MGSがとらえた火星の冬明け

【2000年2月24日 NASA MGS MOC Release No. MOC2-208 (2000/2/22)

MGSがとらえた南極冠の変化 この6ヶ月で、火星の南半球は春を過ぎ、初夏を迎えた。春は1999年8月に始まり、1999年12月末には初夏を迎えた。マーズ・グローバル・サーベイヤーは、この間の南極冠の変化を克明に捉えることに成功した。

画像左は1999年8月6日、中央は1999年9月30日、右は2000年2月6日の撮影で、南極冠のほぼ同じ地点を撮影したもの。いずれもマーズ・グローバル・サーベイヤー(MGS)の火星軌道カメラ(MOC)によるもので、太陽光は右下からきている。

冬の間霜に覆われていたこの領域は1999年8月はじめに融け始め、黒っぽい地点が見られるようになった。そして風がこの黒っぽい物質を吹き飛ばしたため、黒い縞ができている(画像左)。9月下旬になると、地形の多くがこのくらい物質で覆われ、多くの黒っぽい風紋が見られる(画像中央)。そして年が明けて2月、霜は完全に解け去り、また黒っぽい物質も見られなくなっており、下の層が露出している(画像右)。

MGSに搭載されている熱放射分光器(Thermal Emission Spectrometer, TES)によりこの低温部の温度を計測した結果によると、左と中央の画像に見られるこの霜はほとんどが二酸化炭素の氷(ドライアイス)であるらしいということだ。
---*---
課題の要件
a - 火星の冬明けの記事によると、左と中央の画像に見られる霜はほとんどが何であるらしいとされていますか。
b - 火星の冬明けの記事のうち、「MGSがとらえた火星の冬明け」から「層が露出している(画像右)。」までをそのまま書き写してください。
c - 火星の冬明けの記事で、左・中央・右の各画像の撮影日をすべて挙げてください。
この一覧は、火星の冬明けの記事とは関係がありません。

抽出データ
---*---
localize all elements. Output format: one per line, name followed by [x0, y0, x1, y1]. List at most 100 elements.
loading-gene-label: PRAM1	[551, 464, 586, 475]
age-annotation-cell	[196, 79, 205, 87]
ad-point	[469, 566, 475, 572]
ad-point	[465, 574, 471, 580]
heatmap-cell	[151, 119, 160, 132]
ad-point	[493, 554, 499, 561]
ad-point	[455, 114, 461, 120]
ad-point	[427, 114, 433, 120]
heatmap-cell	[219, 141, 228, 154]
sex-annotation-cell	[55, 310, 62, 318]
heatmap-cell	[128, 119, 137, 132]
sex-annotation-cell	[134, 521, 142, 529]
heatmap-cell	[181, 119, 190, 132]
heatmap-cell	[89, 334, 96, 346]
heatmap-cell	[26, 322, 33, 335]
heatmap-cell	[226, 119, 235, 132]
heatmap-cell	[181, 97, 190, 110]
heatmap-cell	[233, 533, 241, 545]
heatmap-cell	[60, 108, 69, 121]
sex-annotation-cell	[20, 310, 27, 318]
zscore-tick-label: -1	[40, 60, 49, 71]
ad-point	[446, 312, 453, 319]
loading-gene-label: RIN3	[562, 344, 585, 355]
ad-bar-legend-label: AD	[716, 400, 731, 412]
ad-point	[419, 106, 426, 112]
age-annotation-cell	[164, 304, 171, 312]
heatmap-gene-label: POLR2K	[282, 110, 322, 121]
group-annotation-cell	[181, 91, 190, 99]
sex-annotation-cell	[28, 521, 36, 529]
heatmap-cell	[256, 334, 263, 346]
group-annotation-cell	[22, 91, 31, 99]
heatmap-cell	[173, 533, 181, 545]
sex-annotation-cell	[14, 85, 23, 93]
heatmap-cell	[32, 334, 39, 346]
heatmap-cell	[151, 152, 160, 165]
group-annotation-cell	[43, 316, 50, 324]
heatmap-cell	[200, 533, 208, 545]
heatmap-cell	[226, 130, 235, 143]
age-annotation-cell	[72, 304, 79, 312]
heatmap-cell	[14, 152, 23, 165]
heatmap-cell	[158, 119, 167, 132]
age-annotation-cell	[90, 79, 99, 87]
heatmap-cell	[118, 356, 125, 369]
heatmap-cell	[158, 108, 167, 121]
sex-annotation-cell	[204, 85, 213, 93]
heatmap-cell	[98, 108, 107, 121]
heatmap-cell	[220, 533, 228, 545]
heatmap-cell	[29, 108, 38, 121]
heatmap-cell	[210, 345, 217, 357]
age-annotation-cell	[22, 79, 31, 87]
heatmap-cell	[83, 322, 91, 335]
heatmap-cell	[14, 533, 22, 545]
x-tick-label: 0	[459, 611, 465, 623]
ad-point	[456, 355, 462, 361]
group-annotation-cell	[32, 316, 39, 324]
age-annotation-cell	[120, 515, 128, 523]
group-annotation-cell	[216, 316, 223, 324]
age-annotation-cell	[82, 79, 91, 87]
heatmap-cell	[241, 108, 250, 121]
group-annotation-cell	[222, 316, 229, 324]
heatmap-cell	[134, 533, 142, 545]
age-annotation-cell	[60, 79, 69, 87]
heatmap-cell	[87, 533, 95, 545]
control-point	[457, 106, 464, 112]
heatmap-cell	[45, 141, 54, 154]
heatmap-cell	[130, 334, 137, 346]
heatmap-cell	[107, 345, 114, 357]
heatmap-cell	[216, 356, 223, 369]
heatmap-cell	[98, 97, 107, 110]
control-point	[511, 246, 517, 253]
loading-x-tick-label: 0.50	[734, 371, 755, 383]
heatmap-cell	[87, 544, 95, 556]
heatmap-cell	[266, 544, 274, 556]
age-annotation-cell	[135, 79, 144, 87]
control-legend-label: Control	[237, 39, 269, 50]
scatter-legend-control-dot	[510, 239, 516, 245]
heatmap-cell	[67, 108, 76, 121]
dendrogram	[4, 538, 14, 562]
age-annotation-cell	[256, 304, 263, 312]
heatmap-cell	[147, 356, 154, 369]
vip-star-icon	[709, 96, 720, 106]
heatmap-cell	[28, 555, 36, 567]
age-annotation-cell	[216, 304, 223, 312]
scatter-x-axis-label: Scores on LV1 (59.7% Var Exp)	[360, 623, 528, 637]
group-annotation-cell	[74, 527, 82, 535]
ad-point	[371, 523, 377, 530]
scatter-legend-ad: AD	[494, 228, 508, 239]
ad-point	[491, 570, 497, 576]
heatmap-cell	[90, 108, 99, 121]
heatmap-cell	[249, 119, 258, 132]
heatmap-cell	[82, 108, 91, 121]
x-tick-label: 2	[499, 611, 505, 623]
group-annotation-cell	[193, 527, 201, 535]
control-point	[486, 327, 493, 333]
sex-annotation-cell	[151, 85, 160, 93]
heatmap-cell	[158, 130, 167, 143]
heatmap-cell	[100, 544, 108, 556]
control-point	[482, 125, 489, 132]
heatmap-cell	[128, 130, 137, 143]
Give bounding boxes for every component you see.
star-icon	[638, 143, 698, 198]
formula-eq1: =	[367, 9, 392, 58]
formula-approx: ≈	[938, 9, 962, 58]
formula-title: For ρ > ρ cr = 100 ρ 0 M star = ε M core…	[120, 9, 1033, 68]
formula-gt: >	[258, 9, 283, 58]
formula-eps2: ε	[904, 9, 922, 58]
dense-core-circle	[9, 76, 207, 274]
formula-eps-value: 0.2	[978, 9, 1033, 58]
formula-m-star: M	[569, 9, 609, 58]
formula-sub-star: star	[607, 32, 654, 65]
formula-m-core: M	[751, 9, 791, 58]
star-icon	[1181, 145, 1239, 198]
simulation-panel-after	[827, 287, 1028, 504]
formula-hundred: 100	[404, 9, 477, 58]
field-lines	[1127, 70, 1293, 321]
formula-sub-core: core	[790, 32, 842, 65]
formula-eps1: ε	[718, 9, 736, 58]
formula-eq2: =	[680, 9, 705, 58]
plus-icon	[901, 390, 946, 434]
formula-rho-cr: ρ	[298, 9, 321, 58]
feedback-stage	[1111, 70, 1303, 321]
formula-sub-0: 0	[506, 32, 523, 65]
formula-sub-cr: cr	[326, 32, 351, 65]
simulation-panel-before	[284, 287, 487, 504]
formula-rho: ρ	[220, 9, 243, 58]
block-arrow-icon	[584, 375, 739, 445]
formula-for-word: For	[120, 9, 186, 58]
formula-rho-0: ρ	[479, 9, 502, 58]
---*---
課題別の解答
a - 二酸化炭素の氷(ドライアイス)です。

b -
MGSがとらえた火星の冬明け

【2000年2月24日 NASA MGS MOC Release No. MOC2-208 (2000/2/22)

MGSがとらえた南極冠の変化 この6ヶ月で、火星の南半球は春を過ぎ、初夏を迎えた。春は1999年8月に始まり、1999年12月末には初夏を迎えた。マーズ・グローバル・サーベイヤーは、この間の南極冠の変化を克明に捉えることに成功した。

画像左は1999年8月6日、中央は1999年9月30日、右は2000年2月6日の撮影で、南極冠のほぼ同じ地点を撮影したもの。いずれもマーズ・グローバル・サーベイヤー(MGS)の火星軌道カメラ(MOC)によるもので、太陽光は右下からきている。

冬の間霜に覆われていたこの領域は1999年8月はじめに融け始め、黒っぽい地点が見られるようになった。そして風がこの黒っぽい物質を吹き飛ばしたため、黒い縞ができている(画像左)。9月下旬になると、地形の多くがこのくらい物質で覆われ、多くの黒っぽい風紋が見られる(画像中央)。そして年が明けて2月、霜は完全に解け去り、また黒っぽい物質も見られなくなっており、下の層が露出している(画像右)。

c - 1999年8月6日(左)、1999年9月30日(中央)、2000年2月6日(右)